June 1, 2018

I.   State Issues
II.  Federal Issue
III. League Conference
IV. Also of Interest  

I. State Issues

a. First Responders Workers’ Comp Rewrite Raises Costs to Local

Senate President Steve Sweeney is committed to advancing S-716 , the Thomas P. Canzanella Twenty First Century First Responders Protection Act.
Please Take Action: Contact your State Senator and your representatives in the General Assembly, urging them to consider our concerns.
Already approved by the Senate Labor Committee, the bill is slated to be considered by the Senate Budget and Appropriations Committee on Monday, June 4. Senate President Sweeney has indicated that he will post the bill for final Senate action on Thursday, June 7.
This bill creates a rebuttable presumption of workers’ compensation coverage for public safety workers and other employees in certain circumstances. The public safety workers covered by the bill include paid or volunteer emergency, correctional, fire, police and certain medical personnel. 
Clearly, as a society we must take care of our first responders.  However, we must also balance our responsibility to our public safety workers with our responsibility to the taxpaying public at large.  The provisions of this bill will, we feel, tip the scales and increase costs that will need to be passed on to taxpayers.
Under S-716, New Jersey local taxpayers will be forced to subsidize the Federal Government. Municipalities will be required to reimburse the Medicare program for medical payments incurred by retirees collecting workers’ compensation under this Act.
S-716 will make it almost impossible to contest claims.  Under current law in New Jersey, the standard to rebut the presumption of compensability is “preponderance of the evidence” In S-716, the standard is raised to the impossible “clear and convincing”.  Only one state, Oregon, uses that standard.  However, Oregon excludes volunteers from the presumption and requires career firefighters to report any claims within 7 years of retirement.  The other states use the more reasonable “preponderance of the evidence” standard currently used in New Jersey. 
Further, S-716 presumes that all cancers are due to on the job exposures.  The most comprehensive study that we are aware of was published by the National Institute for Occupational Safety and Health (NIOSH).  The study concluded that career firefighters had a significantly higher rate of mesothelioma and an elevated rate of respiratory, digestive, and urinary cancers.  The study does not support the presumption that all cancers are job related. 
Our recommendation is to create a study commission to examine the issue, review the NIOSH study and consider the experience of other states.  Further, this issue should be addressed outside of workers’ compensation.

▶ Record excerpts:
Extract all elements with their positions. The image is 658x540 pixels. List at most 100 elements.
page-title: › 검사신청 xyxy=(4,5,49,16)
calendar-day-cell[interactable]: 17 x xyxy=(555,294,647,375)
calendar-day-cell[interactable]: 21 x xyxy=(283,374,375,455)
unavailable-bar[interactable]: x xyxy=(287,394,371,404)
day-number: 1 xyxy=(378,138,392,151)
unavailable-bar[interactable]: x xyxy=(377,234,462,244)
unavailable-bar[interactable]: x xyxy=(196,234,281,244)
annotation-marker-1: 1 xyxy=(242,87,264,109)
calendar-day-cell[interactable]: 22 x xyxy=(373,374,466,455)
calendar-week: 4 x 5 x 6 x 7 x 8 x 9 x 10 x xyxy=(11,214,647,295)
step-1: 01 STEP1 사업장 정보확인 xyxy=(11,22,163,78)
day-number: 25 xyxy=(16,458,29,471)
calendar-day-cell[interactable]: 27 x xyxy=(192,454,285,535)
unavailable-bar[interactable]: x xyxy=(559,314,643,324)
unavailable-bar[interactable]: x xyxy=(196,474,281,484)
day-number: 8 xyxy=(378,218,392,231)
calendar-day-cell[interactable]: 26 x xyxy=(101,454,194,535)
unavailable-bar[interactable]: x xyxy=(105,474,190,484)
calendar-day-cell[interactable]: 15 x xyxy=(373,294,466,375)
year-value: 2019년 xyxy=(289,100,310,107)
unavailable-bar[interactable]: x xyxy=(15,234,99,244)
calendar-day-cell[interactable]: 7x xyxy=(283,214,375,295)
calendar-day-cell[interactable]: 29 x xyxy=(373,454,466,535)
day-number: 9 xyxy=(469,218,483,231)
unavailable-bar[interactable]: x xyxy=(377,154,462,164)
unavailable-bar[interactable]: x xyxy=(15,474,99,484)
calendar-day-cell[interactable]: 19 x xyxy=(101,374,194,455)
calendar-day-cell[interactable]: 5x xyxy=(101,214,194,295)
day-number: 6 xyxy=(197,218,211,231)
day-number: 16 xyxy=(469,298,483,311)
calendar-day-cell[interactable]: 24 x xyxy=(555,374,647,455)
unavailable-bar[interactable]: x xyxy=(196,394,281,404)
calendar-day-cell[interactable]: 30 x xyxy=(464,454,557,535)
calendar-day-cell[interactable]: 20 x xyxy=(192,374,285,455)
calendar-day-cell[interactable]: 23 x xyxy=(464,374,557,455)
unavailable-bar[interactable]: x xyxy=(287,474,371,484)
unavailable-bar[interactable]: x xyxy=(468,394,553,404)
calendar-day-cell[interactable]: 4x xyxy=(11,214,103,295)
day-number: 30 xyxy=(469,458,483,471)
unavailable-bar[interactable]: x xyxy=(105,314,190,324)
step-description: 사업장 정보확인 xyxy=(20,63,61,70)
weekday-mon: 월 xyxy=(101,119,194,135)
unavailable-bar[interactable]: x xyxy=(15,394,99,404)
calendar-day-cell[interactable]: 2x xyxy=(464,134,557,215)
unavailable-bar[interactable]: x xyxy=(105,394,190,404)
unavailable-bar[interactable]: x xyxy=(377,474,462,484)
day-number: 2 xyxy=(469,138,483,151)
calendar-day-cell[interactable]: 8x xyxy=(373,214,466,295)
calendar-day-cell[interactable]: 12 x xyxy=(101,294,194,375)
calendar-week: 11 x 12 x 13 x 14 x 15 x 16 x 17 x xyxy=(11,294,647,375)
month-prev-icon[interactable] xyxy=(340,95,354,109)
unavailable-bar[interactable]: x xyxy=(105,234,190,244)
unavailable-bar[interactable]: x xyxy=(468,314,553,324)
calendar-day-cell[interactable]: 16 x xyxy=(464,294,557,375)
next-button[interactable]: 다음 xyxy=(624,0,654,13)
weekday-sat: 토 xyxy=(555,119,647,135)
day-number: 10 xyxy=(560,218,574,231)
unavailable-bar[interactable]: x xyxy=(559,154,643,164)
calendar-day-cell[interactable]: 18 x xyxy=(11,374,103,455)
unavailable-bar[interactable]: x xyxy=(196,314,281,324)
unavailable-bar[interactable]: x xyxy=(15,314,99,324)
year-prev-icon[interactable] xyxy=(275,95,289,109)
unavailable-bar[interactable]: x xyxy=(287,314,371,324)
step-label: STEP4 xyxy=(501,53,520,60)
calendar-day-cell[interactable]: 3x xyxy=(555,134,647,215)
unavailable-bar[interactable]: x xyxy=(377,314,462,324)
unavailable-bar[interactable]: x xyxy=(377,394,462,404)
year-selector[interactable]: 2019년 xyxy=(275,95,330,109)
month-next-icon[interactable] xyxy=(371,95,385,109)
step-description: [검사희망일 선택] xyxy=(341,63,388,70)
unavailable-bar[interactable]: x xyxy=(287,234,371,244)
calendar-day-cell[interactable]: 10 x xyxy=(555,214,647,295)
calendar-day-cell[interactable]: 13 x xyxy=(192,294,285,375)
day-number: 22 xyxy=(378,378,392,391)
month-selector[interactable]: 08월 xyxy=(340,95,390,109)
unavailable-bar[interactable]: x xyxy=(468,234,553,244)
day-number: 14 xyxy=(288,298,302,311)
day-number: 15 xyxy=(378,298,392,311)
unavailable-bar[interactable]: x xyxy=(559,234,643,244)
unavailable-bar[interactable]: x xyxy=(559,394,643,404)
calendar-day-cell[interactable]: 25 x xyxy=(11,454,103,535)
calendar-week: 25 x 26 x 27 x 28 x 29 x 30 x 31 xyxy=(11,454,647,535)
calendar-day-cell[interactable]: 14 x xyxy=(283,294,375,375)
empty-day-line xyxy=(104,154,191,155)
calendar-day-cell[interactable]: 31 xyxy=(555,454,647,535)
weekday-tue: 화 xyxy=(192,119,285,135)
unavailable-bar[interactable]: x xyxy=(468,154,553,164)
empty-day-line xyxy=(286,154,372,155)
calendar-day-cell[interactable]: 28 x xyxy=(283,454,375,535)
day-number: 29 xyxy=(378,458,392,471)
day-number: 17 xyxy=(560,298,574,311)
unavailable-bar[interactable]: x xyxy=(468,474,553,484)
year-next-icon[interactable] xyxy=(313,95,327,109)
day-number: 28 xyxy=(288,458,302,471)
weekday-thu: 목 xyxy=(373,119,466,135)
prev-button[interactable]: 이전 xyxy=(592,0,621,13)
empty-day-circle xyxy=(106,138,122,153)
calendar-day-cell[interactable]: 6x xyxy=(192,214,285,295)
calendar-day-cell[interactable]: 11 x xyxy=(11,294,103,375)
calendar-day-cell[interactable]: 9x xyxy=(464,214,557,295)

▶ Check your understanding:
**A)** According to the S-716 update, which state is the only one that uses the "clear and convincing" standard?
**B)** Translate this sentence from the S-716 update into Spanish: "Clearly, as a society we must take care of our first responders."
**C)** Echo the part of the S-716 update starting at "This bill creates" and ending at "under this Act.".

▶ Answers to the exercises:
**A)** Oregon.

**B)** Claramente, como sociedad debemos cuidar de nuestro personal de primera respuesta.

**C)**
This bill creates a rebuttable presumption of workers’ compensation coverage for public safety workers and other employees in certain circumstances. The public safety workers covered by the bill include paid or volunteer emergency, correctional, fire, police and certain medical personnel. 
Clearly, as a society we must take care of our first responders.  However, we must also balance our responsibility to our public safety workers with our responsibility to the taxpaying public at large.  The provisions of this bill will, we feel, tip the scales and increase costs that will need to be passed on to taxpayers.
Under S-716, New Jersey local taxpayers will be forced to subsidize the Federal Government. Municipalities will be required to reimburse the Medicare program for medical payments incurred by retirees collecting workers’ compensation under this Act.